__WRITTEN TASK__
Find the lines that hold "бригадой". Report only how many there are.

__RECORDED INFORMATION__
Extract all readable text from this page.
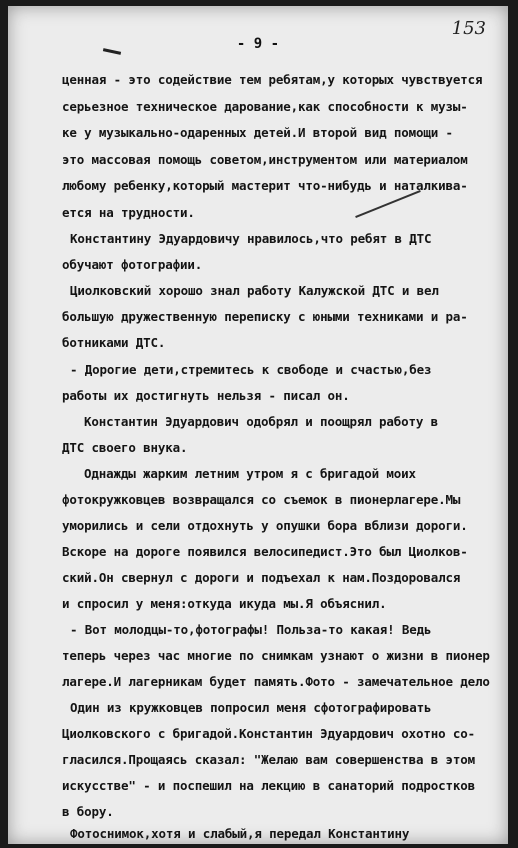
- 9 -
153
ценная - это содействие тем ребятам,у которых чувствуется
серьезное техническое дарование,как способности к музы-
ке у музыкально-одаренных детей.И второй вид помощи -
это массовая помощь советом,инструментом или материалом
любому ребенку,который мастерит что-нибудь и наталкива-
ется на трудности.
Константину Эдуардовичу нравилось,что ребят в ДТС
обучают фотографии.
Циолковский хорошо знал работу Калужской ДТС и вел
большую дружественную переписку с юными техниками и ра-
ботниками ДТС.
- Дорогие дети,стремитесь к свободе и счастью,без
работы их достигнуть нельзя - писал он.
Константин Эдуардович одобрял и поощрял работу в
ДТС своего внука.
Однажды жарким летним утром я с бригадой моих
фотокружковцев возвращался со съемок в пионерлагере.Мы
уморились и сели отдохнуть у опушки бора вблизи дороги.
Вскоре на дороге появился велосипедист.Это был Циолков-
ский.Он свернул с дороги и подъехал к нам.Поздоровался
и спросил у меня:откуда икуда мы.Я объяснил.
- Вот молодцы-то,фотографы! Польза-то какая! Ведь
теперь через час многие по снимкам узнают о жизни в пионер
лагере.И лагерникам будет память.Фото - замечательное дело
Один из кружковцев попросил меня сфотографировать
Циолковского с бригадой.Константин Эдуардович охотно со-
гласился.Прощаясь сказал: "Желаю вам совершенства в этом
искусстве" - и поспешил на лекцию в санаторий подростков
в бору.
Фотоснимок,хотя и слабый,я передал Константину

__THE OUTPUT__
2